• TASK INSTRUCTIONS:
The lines needed are those below that contain the word "disease"; copy each one.

• Page text dataset records:
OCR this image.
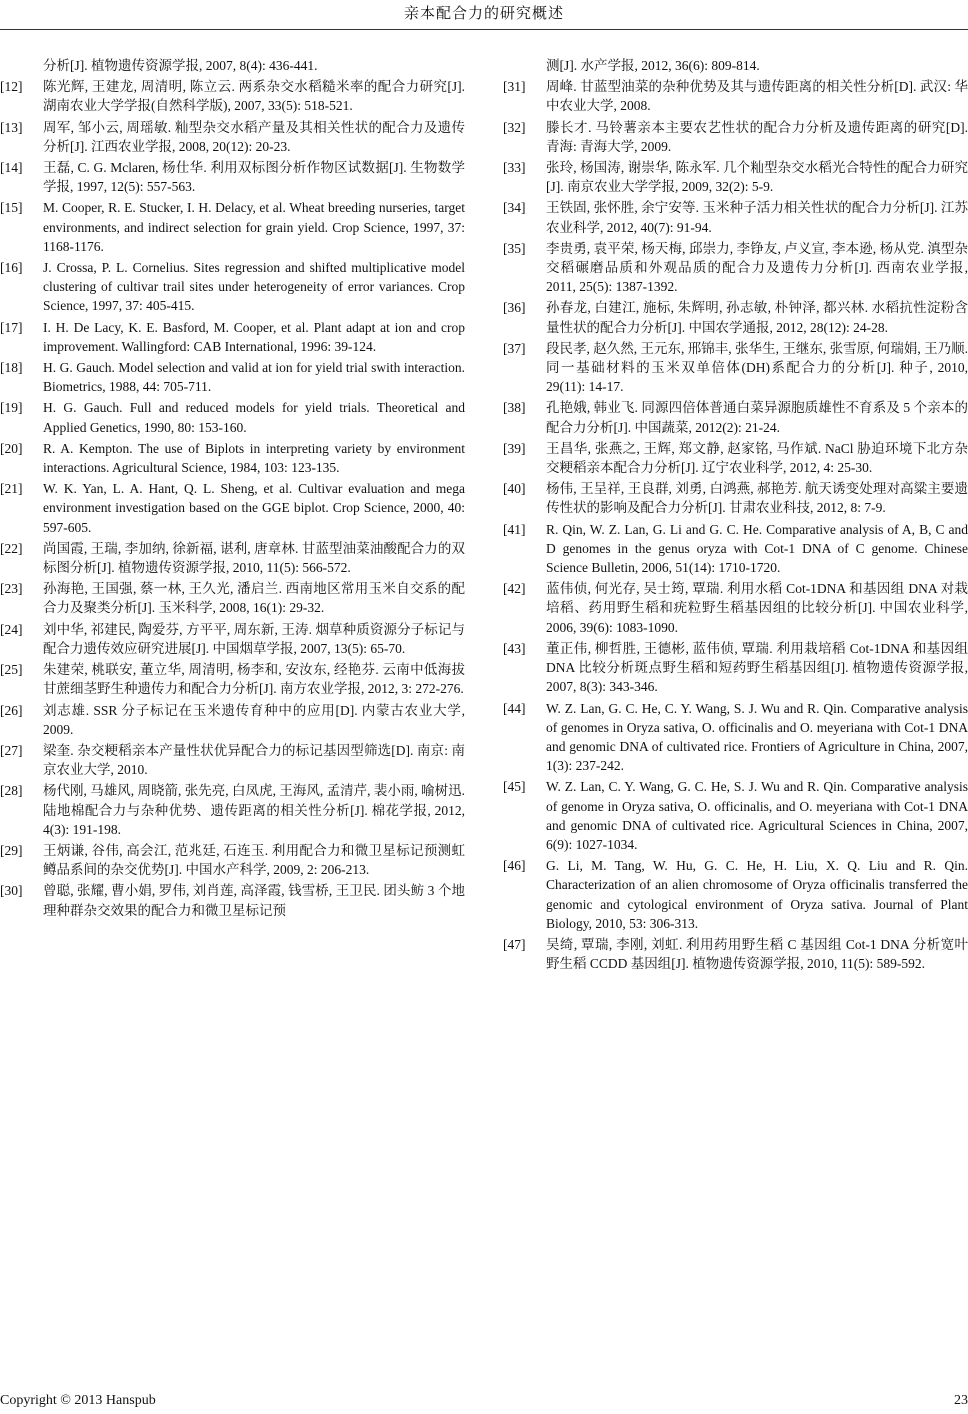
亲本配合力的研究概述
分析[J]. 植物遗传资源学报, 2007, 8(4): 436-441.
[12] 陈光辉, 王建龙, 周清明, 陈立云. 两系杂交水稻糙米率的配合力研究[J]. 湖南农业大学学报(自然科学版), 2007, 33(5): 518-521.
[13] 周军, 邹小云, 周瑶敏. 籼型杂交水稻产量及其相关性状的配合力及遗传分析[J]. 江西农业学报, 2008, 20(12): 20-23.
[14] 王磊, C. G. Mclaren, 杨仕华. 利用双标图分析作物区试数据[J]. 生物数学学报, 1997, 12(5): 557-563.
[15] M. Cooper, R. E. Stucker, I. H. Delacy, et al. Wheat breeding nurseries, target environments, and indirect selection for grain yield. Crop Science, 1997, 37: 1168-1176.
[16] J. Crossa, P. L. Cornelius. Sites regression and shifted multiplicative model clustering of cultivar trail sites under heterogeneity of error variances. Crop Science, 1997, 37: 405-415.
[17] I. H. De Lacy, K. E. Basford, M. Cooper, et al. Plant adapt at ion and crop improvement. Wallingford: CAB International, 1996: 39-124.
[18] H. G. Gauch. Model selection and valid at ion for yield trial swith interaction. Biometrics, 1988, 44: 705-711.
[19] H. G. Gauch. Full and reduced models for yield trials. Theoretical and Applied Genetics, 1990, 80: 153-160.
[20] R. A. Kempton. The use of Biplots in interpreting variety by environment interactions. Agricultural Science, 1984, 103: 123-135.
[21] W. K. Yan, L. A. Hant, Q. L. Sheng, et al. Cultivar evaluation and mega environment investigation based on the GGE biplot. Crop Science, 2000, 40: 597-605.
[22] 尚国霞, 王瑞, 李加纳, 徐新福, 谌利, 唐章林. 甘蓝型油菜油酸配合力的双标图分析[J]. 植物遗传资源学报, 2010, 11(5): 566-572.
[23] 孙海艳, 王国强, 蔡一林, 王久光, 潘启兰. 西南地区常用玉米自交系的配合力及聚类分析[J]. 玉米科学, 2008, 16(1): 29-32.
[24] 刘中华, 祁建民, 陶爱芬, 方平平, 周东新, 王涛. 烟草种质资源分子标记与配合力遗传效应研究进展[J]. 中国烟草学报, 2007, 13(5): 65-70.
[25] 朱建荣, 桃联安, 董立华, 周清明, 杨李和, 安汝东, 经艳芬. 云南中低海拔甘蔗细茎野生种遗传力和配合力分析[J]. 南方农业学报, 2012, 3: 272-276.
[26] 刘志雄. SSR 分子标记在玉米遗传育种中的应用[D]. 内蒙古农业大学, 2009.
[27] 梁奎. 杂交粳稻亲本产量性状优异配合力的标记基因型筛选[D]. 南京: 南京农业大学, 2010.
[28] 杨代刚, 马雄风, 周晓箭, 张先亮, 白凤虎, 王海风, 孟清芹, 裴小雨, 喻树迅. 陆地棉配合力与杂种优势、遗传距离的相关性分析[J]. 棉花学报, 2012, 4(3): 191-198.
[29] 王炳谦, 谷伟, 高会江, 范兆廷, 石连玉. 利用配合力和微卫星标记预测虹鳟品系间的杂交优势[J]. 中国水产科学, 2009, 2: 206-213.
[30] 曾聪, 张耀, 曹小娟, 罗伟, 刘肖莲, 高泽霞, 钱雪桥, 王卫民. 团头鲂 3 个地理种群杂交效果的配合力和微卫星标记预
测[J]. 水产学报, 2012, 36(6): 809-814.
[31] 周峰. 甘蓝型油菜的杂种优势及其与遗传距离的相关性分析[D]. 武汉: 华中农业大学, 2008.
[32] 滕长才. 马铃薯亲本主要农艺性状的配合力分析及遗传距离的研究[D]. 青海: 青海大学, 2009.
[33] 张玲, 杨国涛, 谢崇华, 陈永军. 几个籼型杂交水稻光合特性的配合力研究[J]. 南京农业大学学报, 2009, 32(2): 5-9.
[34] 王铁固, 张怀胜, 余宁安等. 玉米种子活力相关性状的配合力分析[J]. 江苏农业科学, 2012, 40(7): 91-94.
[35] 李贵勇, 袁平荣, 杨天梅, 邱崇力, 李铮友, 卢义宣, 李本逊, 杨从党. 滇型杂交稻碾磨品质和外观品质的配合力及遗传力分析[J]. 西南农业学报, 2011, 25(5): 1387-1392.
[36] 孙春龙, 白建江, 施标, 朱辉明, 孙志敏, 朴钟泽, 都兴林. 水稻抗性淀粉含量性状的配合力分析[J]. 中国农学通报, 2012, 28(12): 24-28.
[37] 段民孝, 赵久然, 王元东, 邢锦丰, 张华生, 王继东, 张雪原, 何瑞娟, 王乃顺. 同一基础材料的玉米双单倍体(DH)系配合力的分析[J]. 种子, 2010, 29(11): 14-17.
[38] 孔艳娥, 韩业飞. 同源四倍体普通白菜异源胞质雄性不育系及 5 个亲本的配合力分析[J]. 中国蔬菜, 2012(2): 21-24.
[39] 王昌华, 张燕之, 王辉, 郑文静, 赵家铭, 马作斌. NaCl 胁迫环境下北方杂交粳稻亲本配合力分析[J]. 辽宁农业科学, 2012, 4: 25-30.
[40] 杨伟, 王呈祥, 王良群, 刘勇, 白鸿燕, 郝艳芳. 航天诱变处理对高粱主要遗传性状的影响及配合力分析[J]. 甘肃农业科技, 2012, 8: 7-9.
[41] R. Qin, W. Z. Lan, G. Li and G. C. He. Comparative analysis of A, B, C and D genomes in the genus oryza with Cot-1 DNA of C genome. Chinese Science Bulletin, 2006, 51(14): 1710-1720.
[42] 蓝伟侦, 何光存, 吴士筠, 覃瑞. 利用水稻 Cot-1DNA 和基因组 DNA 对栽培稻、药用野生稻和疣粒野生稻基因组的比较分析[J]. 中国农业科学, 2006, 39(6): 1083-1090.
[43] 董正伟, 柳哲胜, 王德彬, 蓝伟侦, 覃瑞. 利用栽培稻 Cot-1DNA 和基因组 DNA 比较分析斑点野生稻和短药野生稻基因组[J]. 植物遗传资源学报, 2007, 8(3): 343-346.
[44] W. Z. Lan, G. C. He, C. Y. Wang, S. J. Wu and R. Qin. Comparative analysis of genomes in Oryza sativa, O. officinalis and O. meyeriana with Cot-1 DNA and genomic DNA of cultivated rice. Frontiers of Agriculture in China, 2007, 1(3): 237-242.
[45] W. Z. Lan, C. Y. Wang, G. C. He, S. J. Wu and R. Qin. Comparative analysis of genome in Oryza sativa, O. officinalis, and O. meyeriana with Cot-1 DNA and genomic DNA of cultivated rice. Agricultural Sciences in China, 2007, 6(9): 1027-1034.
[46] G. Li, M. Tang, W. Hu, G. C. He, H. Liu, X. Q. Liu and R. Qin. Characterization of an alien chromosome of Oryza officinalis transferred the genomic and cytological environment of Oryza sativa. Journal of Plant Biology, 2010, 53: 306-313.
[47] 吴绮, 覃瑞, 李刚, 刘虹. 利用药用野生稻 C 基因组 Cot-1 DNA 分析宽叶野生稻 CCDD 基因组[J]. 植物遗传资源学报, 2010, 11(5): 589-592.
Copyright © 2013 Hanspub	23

--

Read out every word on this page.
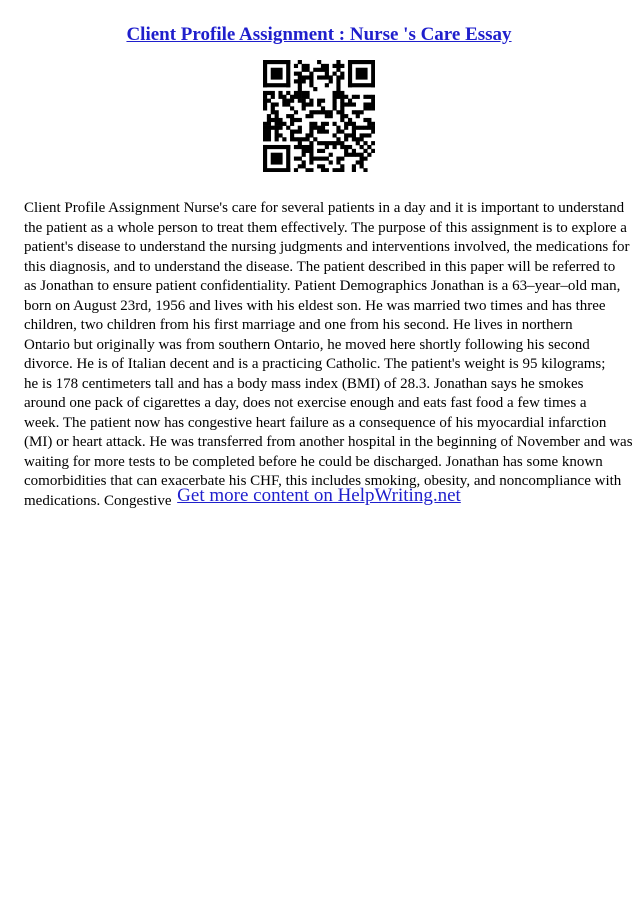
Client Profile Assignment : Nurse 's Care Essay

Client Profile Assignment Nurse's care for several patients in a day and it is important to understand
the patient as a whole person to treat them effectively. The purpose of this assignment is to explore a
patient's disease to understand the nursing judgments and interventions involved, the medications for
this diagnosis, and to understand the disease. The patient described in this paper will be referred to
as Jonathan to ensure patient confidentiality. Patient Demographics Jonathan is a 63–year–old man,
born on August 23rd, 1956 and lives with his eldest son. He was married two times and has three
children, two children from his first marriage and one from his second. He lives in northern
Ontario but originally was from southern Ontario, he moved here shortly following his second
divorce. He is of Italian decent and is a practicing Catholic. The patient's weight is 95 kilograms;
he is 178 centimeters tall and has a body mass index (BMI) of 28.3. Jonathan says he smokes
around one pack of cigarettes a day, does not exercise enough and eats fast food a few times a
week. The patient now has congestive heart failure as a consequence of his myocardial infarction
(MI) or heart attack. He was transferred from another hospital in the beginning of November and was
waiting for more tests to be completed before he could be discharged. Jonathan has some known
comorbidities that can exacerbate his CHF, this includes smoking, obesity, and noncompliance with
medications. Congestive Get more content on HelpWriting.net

• SOLUTION TO THIS TASK:
patient's disease to understand the nursing judgments and interventions involved, the medications for
this diagnosis, and to understand the disease. The patient described in this paper will be referred to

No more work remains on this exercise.